■ Source excerpt:

=-=-=

Jump to content

Crash/Freeze of new Server-Setup


Recommended Posts

Posted

Hey all,

 

after long time of unsuccessful troubleshooting by myself i am forced to ask you for help.

My situation:

- My Server crashes every time in a timespan between of 2-24h after the reboot (since the begginning on)

- mostly no access via WebUI or SMB or via direct command line after crash (sometimes but rarely still access via Web UI)

- crash can be induced while copying or moving, but mostly happens in idle (mostly while parity check if it's running)

- crash during copying e.g. from windows result in error messages on Windows like "0x8007003B" or "0x8007003A" or "path is not available"

- it once a time induced the switch (it is connected to) also to crash/block the other clients of the switch

- once i saw one cpu core stuck at 100% (while only WebUI was still working on a crash)

=-=-=

■ Dataset entries:
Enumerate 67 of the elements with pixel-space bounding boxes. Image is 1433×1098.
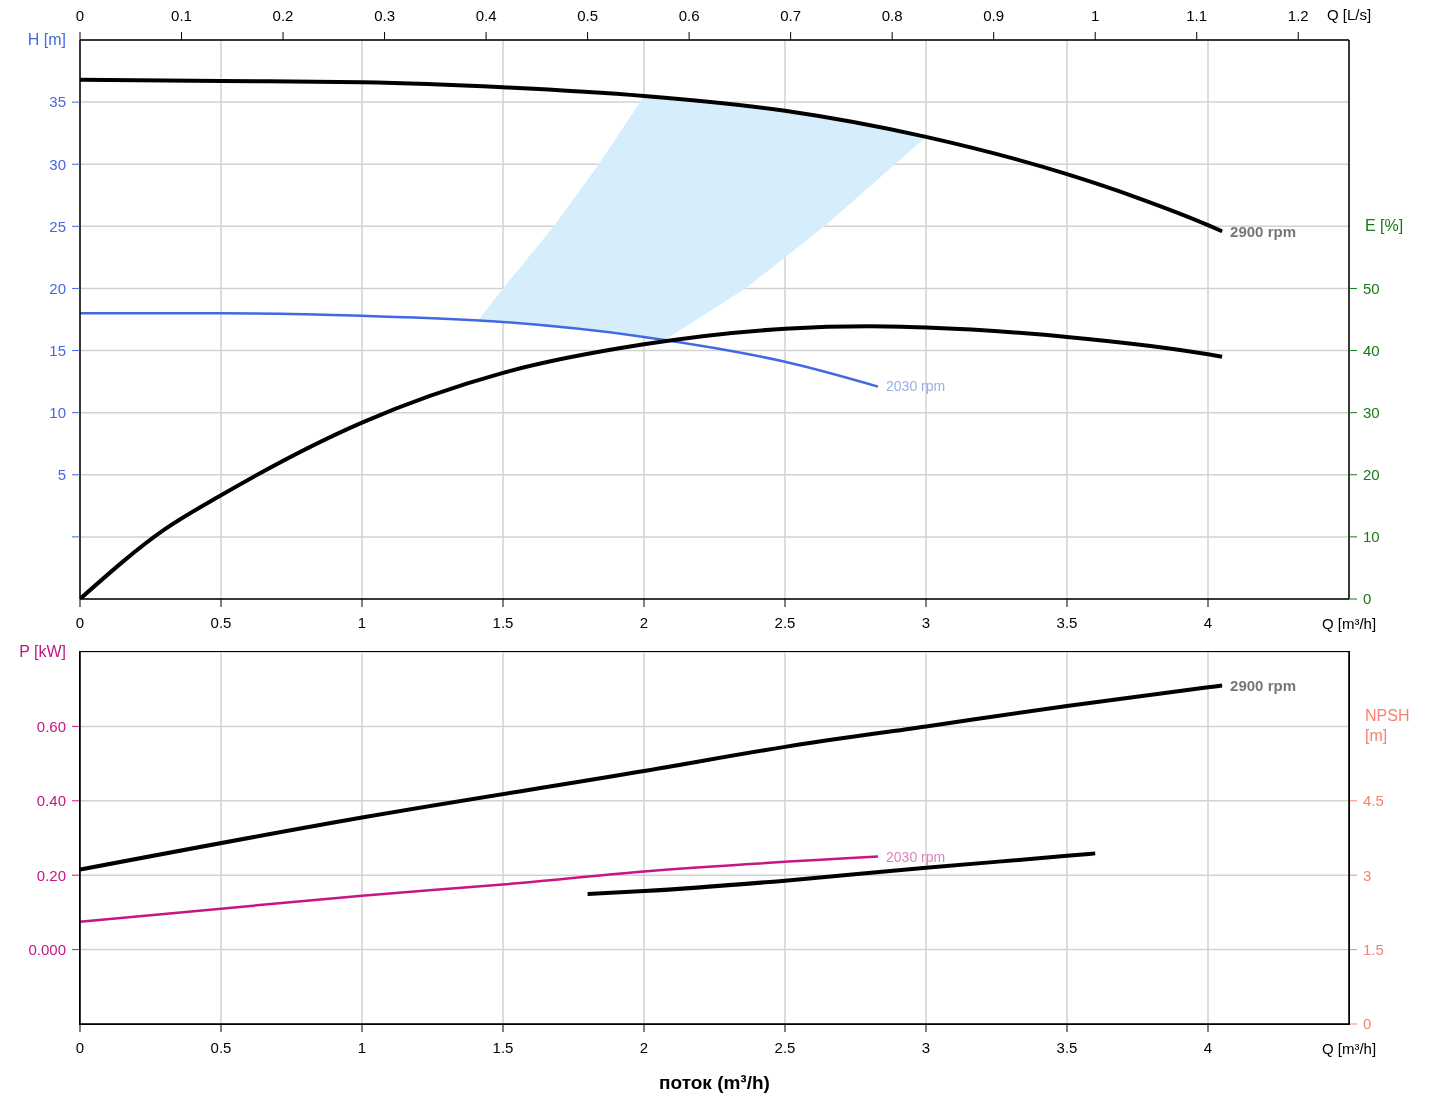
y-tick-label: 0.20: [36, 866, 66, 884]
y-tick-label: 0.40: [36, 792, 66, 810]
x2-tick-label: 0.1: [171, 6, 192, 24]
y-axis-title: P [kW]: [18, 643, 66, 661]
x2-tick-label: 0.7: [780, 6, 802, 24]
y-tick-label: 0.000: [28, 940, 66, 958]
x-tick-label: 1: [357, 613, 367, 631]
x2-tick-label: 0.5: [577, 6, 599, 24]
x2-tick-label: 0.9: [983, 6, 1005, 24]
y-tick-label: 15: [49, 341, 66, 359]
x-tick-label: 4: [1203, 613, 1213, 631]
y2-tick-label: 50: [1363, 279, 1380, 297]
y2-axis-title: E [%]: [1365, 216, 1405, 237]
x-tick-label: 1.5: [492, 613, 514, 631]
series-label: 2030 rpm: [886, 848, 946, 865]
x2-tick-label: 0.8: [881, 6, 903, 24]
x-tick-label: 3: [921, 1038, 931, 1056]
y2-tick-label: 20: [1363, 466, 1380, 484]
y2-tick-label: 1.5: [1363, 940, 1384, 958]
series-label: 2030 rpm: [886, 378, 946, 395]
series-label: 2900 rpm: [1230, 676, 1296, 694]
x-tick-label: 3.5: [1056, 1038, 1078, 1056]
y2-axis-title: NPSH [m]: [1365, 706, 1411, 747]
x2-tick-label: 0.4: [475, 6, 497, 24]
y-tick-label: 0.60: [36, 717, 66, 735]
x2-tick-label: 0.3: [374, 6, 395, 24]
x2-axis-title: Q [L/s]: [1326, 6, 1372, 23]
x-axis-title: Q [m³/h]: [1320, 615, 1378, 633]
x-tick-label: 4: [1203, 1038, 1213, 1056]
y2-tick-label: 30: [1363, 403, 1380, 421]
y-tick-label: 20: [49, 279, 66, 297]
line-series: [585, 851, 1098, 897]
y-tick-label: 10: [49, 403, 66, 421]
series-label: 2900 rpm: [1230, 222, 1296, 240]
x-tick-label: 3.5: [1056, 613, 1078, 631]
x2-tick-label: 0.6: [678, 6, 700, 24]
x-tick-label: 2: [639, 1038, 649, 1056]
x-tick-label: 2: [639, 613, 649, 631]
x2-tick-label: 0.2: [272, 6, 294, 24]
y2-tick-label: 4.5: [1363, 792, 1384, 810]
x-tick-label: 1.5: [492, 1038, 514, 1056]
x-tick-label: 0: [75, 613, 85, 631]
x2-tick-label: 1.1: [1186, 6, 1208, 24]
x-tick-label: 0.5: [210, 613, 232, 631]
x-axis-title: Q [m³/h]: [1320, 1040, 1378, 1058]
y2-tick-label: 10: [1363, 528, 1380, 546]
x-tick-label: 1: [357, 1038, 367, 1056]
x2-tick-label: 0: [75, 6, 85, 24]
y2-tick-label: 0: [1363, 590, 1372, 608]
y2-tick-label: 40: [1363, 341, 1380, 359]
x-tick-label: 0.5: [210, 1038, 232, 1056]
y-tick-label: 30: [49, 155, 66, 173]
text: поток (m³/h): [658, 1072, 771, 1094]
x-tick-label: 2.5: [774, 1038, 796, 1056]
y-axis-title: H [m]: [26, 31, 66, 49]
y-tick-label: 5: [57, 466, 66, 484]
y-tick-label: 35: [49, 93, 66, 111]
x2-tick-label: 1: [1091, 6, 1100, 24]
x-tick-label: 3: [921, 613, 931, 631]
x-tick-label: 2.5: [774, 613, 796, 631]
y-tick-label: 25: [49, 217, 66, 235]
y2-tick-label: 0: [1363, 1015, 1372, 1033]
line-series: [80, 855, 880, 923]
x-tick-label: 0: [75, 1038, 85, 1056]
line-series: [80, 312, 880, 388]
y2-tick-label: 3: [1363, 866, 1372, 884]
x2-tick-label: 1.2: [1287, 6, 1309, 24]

=-=-=

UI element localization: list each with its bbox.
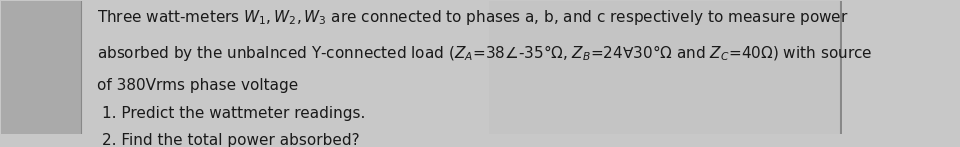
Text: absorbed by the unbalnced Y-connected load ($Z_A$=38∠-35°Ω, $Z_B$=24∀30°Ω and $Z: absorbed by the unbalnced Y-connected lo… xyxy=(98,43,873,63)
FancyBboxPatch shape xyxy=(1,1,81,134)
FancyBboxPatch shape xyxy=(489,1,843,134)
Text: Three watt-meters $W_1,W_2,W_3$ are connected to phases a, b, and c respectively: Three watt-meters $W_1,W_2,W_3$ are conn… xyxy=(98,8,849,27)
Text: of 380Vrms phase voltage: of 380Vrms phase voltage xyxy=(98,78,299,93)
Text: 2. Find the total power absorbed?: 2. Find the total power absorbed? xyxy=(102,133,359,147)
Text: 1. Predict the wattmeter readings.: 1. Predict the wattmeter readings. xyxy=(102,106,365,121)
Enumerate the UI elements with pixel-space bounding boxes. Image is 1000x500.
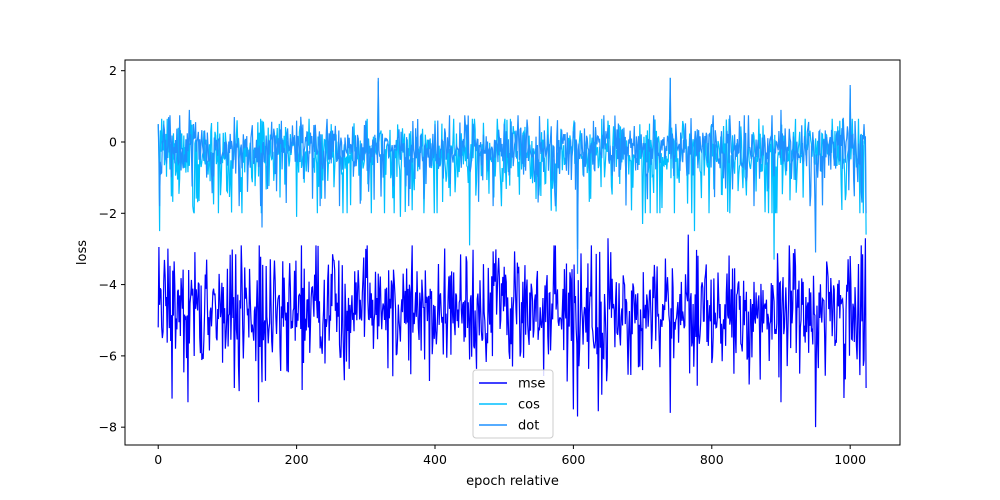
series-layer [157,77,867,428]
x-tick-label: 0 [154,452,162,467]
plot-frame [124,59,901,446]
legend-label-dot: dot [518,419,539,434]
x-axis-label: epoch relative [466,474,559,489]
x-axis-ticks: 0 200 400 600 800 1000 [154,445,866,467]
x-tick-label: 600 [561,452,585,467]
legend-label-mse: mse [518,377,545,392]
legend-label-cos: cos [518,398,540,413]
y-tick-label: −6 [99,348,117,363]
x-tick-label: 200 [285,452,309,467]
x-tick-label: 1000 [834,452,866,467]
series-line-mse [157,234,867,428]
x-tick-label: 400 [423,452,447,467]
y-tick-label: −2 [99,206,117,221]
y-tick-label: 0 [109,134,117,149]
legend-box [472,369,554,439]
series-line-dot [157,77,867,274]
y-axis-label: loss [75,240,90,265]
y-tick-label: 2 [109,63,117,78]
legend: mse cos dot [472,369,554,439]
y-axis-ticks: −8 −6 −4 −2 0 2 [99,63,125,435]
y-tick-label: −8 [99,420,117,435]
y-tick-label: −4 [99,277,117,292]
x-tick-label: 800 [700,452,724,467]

=-=-=

■ Required work:
A. In the forum post about the server crashes, how soon after a reboot does the server crash?
B. Write out the part of the server-crash post that runs from "- crash during" up to and including "on a crash)", word for word.

■ Answers to each task:
A. Between 2 and 24 hours after the reboot.

B.
- crash during copying e.g. from windows result in error messages on Windows like "0x8007003B" or "0x8007003A" or "path is not available"

- it once a time induced the switch (it is connected to) also to crash/block the other clients of the switch

- once i saw one cpu core stuck at 100% (while only WebUI was still working on a crash)